- Problem to work on
Copy out the lines that have "ylabel" in them.

* * *

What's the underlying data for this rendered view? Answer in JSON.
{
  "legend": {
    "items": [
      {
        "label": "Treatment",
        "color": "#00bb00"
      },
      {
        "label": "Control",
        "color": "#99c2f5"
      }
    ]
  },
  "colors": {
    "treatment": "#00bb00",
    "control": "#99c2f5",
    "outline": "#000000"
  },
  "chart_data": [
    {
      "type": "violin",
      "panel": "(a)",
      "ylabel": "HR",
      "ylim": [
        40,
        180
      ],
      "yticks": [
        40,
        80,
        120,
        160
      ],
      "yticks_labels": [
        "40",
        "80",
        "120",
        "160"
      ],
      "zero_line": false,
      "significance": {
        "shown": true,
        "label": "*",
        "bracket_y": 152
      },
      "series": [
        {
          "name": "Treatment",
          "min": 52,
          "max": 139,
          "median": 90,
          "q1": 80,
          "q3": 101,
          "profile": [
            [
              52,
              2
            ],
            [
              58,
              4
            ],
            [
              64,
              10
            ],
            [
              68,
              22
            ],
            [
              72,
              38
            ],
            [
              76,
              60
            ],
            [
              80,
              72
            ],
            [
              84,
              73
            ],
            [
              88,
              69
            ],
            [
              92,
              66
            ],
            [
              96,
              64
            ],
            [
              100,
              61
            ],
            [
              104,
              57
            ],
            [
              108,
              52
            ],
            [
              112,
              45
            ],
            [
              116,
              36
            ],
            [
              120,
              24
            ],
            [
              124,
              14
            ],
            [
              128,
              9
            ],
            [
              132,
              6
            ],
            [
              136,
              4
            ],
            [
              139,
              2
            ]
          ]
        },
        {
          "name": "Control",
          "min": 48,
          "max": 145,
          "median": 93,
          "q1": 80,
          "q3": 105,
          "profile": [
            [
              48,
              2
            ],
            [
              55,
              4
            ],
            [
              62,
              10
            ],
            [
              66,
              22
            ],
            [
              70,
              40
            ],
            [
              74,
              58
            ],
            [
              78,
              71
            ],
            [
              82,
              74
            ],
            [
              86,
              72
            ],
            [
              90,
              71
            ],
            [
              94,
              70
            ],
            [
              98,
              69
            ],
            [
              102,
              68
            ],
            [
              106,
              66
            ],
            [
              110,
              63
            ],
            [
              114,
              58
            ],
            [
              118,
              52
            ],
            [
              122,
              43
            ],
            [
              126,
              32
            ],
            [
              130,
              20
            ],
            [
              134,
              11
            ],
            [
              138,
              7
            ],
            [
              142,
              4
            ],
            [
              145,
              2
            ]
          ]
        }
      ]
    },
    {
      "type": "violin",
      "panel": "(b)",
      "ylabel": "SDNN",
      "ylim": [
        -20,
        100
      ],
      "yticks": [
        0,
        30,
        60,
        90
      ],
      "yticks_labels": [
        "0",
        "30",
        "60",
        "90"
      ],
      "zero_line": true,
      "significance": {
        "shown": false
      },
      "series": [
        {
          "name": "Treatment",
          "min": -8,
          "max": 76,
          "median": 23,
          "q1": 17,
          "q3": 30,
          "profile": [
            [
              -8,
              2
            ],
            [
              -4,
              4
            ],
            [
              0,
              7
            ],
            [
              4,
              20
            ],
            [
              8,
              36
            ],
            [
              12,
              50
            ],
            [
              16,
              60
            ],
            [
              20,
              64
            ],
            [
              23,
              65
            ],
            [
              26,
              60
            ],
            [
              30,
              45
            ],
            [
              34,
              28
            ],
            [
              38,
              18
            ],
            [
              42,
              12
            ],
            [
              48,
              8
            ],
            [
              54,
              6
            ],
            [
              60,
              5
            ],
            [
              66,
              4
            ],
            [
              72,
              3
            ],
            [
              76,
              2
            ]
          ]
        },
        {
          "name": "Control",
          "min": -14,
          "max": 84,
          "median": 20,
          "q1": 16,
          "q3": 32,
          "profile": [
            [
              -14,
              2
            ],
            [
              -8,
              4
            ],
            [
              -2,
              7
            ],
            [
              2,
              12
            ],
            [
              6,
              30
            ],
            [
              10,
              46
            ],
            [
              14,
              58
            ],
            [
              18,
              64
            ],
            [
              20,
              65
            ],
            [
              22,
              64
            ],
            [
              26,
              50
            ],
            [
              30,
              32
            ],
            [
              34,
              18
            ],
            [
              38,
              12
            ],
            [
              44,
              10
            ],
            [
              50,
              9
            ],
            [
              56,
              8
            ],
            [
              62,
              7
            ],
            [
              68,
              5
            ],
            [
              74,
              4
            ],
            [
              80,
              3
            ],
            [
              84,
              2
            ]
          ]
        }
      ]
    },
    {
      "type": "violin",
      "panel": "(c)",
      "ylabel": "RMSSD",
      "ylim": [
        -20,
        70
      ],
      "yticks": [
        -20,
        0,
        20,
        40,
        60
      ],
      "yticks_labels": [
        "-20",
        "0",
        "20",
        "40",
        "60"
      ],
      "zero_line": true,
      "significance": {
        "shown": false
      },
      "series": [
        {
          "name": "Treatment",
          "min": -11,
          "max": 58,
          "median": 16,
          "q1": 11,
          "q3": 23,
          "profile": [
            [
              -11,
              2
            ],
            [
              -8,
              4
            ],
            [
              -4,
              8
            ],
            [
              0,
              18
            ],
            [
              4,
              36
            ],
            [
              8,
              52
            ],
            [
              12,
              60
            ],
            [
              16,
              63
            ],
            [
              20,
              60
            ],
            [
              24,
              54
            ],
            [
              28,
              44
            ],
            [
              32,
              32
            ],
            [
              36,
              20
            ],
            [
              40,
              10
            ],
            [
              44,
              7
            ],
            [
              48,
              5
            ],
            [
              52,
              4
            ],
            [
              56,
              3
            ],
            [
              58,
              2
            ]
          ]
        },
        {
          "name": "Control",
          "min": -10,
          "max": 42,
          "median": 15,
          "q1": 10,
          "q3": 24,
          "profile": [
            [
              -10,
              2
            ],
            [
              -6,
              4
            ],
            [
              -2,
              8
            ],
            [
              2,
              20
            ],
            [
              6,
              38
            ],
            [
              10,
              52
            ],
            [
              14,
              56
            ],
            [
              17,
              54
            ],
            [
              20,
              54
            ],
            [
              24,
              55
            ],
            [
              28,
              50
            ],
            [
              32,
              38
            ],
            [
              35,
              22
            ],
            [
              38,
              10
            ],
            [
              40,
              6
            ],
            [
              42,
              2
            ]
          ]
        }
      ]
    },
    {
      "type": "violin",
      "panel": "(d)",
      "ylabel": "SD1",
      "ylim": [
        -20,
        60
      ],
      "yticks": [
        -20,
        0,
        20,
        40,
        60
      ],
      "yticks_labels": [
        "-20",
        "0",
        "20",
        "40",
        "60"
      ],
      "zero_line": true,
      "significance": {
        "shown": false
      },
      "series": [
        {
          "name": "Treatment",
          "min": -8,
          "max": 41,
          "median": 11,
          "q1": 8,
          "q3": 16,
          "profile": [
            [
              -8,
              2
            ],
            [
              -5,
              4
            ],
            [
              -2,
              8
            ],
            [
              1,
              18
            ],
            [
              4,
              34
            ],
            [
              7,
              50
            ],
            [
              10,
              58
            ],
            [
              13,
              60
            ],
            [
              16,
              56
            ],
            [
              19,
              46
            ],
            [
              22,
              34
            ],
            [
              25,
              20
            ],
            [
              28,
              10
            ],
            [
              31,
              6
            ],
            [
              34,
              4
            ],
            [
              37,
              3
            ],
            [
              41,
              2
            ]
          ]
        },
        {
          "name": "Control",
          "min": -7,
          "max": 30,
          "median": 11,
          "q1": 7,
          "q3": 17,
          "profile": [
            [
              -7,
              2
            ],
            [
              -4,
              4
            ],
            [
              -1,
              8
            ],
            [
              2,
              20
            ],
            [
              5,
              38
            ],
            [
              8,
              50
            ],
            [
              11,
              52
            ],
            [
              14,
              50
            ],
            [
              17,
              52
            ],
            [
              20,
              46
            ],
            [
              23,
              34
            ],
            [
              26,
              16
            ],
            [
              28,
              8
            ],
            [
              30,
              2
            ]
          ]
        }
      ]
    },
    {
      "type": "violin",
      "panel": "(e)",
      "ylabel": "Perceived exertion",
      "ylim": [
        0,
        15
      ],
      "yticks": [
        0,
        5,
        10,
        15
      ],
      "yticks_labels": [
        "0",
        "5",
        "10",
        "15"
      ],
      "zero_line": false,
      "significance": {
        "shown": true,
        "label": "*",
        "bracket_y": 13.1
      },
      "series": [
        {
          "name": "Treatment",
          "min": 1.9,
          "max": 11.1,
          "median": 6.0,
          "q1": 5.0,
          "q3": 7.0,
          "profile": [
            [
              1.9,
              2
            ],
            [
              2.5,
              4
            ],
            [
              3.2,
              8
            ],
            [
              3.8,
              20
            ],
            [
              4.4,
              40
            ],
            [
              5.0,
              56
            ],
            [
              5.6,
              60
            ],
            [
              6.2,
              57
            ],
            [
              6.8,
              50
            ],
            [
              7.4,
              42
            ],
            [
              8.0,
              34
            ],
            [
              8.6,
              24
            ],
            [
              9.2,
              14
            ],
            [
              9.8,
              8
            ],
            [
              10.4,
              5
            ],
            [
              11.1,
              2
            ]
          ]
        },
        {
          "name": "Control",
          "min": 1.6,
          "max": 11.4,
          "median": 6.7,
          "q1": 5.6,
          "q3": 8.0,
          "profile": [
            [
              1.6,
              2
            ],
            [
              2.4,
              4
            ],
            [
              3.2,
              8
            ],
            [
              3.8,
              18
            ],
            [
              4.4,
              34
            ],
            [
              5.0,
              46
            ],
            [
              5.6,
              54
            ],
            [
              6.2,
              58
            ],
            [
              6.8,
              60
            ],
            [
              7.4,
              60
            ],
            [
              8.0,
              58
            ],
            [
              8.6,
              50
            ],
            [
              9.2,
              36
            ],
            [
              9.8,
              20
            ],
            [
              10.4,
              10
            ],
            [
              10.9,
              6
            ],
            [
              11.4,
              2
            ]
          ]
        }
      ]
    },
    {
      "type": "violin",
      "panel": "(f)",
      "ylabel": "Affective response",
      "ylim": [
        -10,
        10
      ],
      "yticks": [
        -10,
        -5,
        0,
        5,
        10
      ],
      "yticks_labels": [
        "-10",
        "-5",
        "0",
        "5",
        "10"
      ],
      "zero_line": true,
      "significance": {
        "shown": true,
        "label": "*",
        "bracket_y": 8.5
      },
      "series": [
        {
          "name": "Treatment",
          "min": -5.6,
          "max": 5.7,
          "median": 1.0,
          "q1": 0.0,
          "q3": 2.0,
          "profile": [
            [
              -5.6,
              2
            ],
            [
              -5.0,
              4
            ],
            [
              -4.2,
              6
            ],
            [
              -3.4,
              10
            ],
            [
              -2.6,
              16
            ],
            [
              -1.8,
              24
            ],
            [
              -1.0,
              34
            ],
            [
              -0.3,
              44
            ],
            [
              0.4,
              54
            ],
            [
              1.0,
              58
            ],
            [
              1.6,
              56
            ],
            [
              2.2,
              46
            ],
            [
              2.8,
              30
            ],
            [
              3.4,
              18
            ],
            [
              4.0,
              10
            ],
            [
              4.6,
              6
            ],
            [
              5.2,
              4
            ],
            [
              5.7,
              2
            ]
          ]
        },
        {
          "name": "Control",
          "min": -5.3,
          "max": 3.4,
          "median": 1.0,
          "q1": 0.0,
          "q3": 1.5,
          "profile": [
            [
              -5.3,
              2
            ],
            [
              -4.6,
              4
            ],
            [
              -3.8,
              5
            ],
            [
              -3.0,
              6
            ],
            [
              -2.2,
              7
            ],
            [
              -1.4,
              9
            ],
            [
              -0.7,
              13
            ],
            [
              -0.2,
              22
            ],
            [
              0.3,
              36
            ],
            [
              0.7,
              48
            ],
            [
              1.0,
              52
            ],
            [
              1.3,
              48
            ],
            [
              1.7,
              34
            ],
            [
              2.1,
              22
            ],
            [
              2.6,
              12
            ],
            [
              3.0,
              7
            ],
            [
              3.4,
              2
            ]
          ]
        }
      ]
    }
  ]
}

* * *

- Written answer
      "ylabel": "HR",
      "ylabel": "SDNN",
      "ylabel": "RMSSD",
      "ylabel": "SD1",
      "ylabel": "Perceived exertion",
      "ylabel": "Affective response",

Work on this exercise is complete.